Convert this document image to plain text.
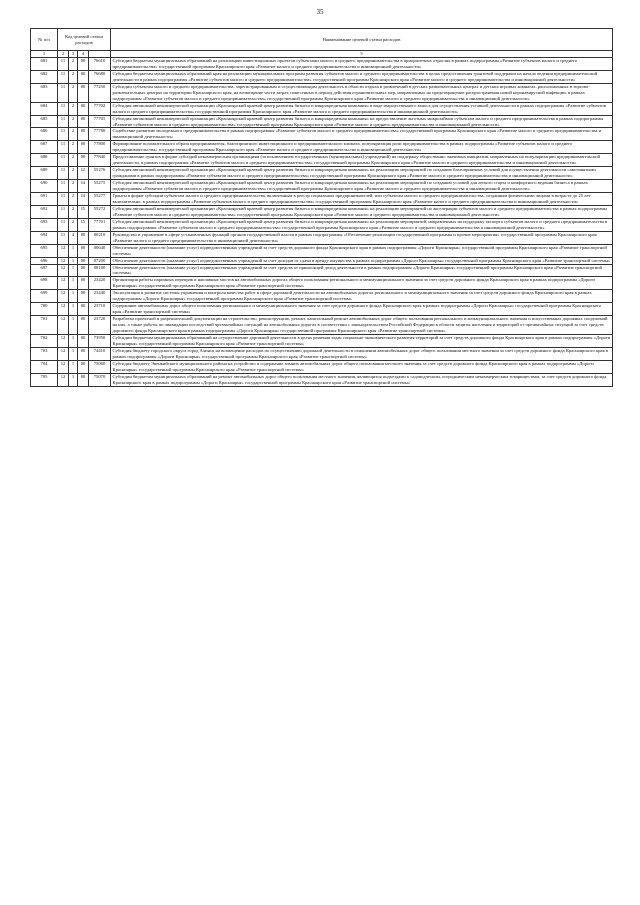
35
№ п/п	Код целевой статьи расходов				Наименование целевой статьи расходов

1	2	3	4		5
681	11	2	00	76610	Субсидии бюджетам муниципальных образований на реализацию инвестиционных проектов субъектами малого и среднего предпринимательства в приоритетных отраслях в рамках подпрограммы «Развитие субъектов малого и среднего предпринимательства» государственной программы Красноярского края «Развитие малого и среднего предпринимательства и инновационной деятельности»
682	11	2	00	76680	Субсидии бюджетам муниципальных образований края на реализацию муниципальных программ развития субъектов малого и среднего предпринимательства в целях предоставления грантовой поддержки на начало ведения предпринимательской деятельности в рамках подпрограммы «Развитие субъектов малого и среднего предпринимательства» государственной программы Красноярского края «Развитие малого и среднего предпринимательства и инновационной деятельности»
683	11	2	00	77250	Субсидии субъектам малого и среднего предпринимательства, зарегистрированным и осуществляющим деятельность в области отдыха и развлечений в детских развлекательных центрах и детских игровых комнатах, расположенных в торгово-развлекательных центрах на территории Красноярского края, на возмещение части затрат, понесенных в период действия ограничительных мер, направленных на предотвращение распространения новой коронавирусной инфекции, в рамках подпрограммы «Развитие субъектов малого и среднего предпринимательства» государственной программы Красноярского края «Развитие малого и среднего предпринимательства и инновационной деятельности»
684	11	2	00	77702	Субсидия автономной некоммерческой организации «Красноярский краевой центр развития бизнеса и микрокредитная компания» в виде имущественного взноса для осуществления уставной деятельности в рамках подпрограммы «Развитие субъектов малого и среднего предпринимательства» государственной программы Красноярского края «Развитие малого и среднего предпринимательства и инновационной деятельности»
685	11	2	00	77705	Субсидия автономной некоммерческой организации «Красноярский краевой центр развития бизнеса и микрокредитная компания» на предоставление льготных микрозаймов субъектам малого и среднего предпринимательства в рамках подпрограммы «Развитие субъектов малого и среднего предпринимательства» государственной программы Красноярского края «Развитие малого и среднего предпринимательства и инновационной деятельности»
686	11	2	00	77780	Содействие развитию молодежного предпринимательства в рамках подпрограммы «Развитие субъектов малого и среднего предпринимательства» государственной программы Красноярского края «Развитие малого и среднего предпринимательства и инновационной деятельности»
687	11	2	00	77800	Формирование положительного образа предпринимателя, благоприятного инвестиционного и предпринимательского климата, популяризация роли предпринимательства в рамках подпрограммы «Развитие субъектов малого и среднего предпринимательства» государственной программы Красноярского края «Развитие малого и среднего предпринимательства и инновационной деятельности»
688	11	2	00	77840	Предоставление грантов в форме субсидий некоммерческим организациям (за исключением государственных (муниципальных) учреждений) на поддержку общественно значимых инициатив, направленных на популяризацию предпринимательской деятельности, в рамках подпрограммы «Развитие субъектов малого и среднего предпринимательства» государственной программы Красноярского края «Развитие малого и среднего предпринимательства и инновационной деятельности»
689	11	2	I2	55276	Субсидия автономной некоммерческой организации «Красноярский краевой центр развития бизнеса и микрокредитная компания» на реализацию мероприятий по созданию благоприятных условий для осуществления деятельности самозанятыми гражданами в рамках подпрограммы «Развитие субъектов малого и среднего предпринимательства» государственной программы Красноярского края «Развитие малого и среднего предпринимательства и инновационной деятельности»
690	11	2	I4	55275	Субсидия автономной некоммерческой организации «Красноярский краевой центр развития бизнеса и микрокредитная компания» на реализацию мероприятий по созданию условий для легкого старта и комфортного ведения бизнеса в рамках подпрограммы «Развитие субъектов малого и среднего предпринимательства» государственной программы Красноярского края «Развитие малого и среднего предпринимательства и инновационной деятельности»
691	11	2	I4	55277	Гранты в форме субсидии субъектам малого и среднего предпринимательства, включенным в реестр социальных предпринимателей, или субъектам малого и среднего предпринимательства, созданным физическими лицами в возрасте до 25 лет включительно, в рамках подпрограммы «Развитие субъектов малого и среднего предпринимательства» государственной программы Красноярского края «Развитие малого и среднего предпринимательства и инновационной деятельности»
692	11	2	I5	55272	Субсидия автономной некоммерческой организации «Красноярский краевой центр развития бизнеса и микрокредитная компания» на реализацию мероприятий по акселерации субъектов малого и среднего предпринимательства в рамках подпрограммы «Развитие субъектов малого и среднего предпринимательства» государственной программы Красноярского края «Развитие малого и среднего предпринимательства и инновационной деятельности»
693	11	2	I5	77701	Субсидия автономной некоммерческой организации «Красноярский краевой центр развития бизнеса и микрокредитная компания» на реализацию мероприятий, направленных на поддержку экспорта субъектов малого и среднего предпринимательства в рамках подпрограммы «Развитие субъектов малого и среднего предпринимательства» государственной программы Красноярского края «Развитие малого и среднего предпринимательства и инновационной деятельности»
694	11	4	00	00210	Руководство и управление в сфере установленных функций органов государственной власти в рамках подпрограммы «Обеспечение реализации государственной программы и прочие мероприятия» государственной программы Красноярского края «Развитие малого и среднего предпринимательства и инновационной деятельности»
695	12	1	00	00640	Обеспечение деятельности (оказание услуг) подведомственных учреждений за счет средств дорожного фонда Красноярского края в рамках подпрограммы «Дороги Красноярья» государственной программы Красноярского края «Развитие транспортной системы»
696	12	1	00	07200	Обеспечение деятельности (оказание услуг) подведомственных учреждений за счет доходов от сдачи в аренду имущества в рамках подпрограммы «Дороги Красноярья» государственной программы Красноярского края «Развитие транспортной системы»
697	12	1	00	08100	Обеспечение деятельности (оказание услуг) подведомственных учреждений за счет средств от приносящей доход деятельности в рамках подпрограммы «Дороги Красноярья» государственной программы Красноярского края «Развитие транспортной системы»
698	12	1	00	23420	Организация работы паромных переправ и наплавных мостов на автомобильных дорогах общего пользования регионального и межмуниципального значения за счет средств дорожного фонда Красноярского края в рамках подпрограммы «Дороги Красноярья» государственной программы Красноярского края «Развитие транспортной системы»
699	12	1	00	23440	Эксплуатация и развитие системы управления и контроля качества работ в сфере дорожной деятельности на автомобильных дорогах регионального и межмуниципального значения за счет средств дорожного фонда Красноярского края в рамках подпрограммы «Дороги Красноярья» государственной программы Красноярского края «Развитие транспортной системы»
700	12	1	00	23710	Содержание автомобильных дорог общего пользования регионального и межмуниципального значения за счет средств дорожного фонда Красноярского края в рамках подпрограммы «Дороги Красноярья» государственной программы Красноярского края «Развитие транспортной системы»
701	12	1	00	23720	Разработка проектной и разрешительной документации на строительство, реконструкцию, ремонт, капитальный ремонт автомобильных дорог общего пользования регионального и межмуниципального значения и искусственных дорожных сооружений на них, а также работы по ликвидации последствий чрезвычайных ситуаций на автомобильных дорогах в соответствии с законодательством Российской Федерации в области защиты населения и территорий от чрезвычайных ситуаций за счет средств дорожного фонда Красноярского края в рамках подпрограммы «Дороги Красноярья» государственной программы Красноярского края «Развитие транспортной системы»
702	12	1	00	73950	Субсидии бюджетам муниципальных образований на осуществление дорожной деятельности в целях решения задач социально-экономического развития территорий за счет средств дорожного фонда Красноярского края в рамках подпрограммы «Дороги Красноярья» государственной программы Красноярского края «Развитие транспортной системы»
703	12	1	00	74410	Субсидия бюджету городского округа город Ачинск на возмещение расходов по осуществлению дорожной деятельности в отношении автомобильных дорог общего пользования местного значения за счет средств дорожного фонда Красноярского края в рамках подпрограммы «Дороги Красноярья» государственной программы Красноярского края «Развитие транспортной системы»
704	12	1	00	75060	Субсидия бюджету Эвенкийского муниципального района на устройство и содержание зимних автомобильных дорог общего пользования местного значения за счет средств дорожного фонда Красноярского края в рамках подпрограммы «Дороги Красноярья» государственной программы Красноярского края «Развитие транспортной системы»
705	12	1	00	75070	Субсидии бюджетам муниципальных образований на ремонт автомобильных дорог общего пользования местного значения, являющихся подъездами к садоводческим, огородническим некоммерческим товариществам, за счет средств дорожного фонда Красноярского края в рамках подпрограммы «Дороги Красноярья» государственной программы Красноярского края «Развитие транспортной системы»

________________________

Pick out the lines that contain "расходов" and copy them.

▸ **Solution to the problem**:
№ п/п	Код целевой статьи расходов				Наименование целевой статьи расходов
703	12	1	00	74410	Субсидия бюджету городского округа город Ачинск на возмещение расходов по осуществлению дорожной деятельности в отношении автомобильных дорог общего пользования местного значения за счет средств дорожного фонда Красноярского края в рамках подпрограммы «Дороги Красноярья» государственной программы Красноярского края «Развитие транспортной системы»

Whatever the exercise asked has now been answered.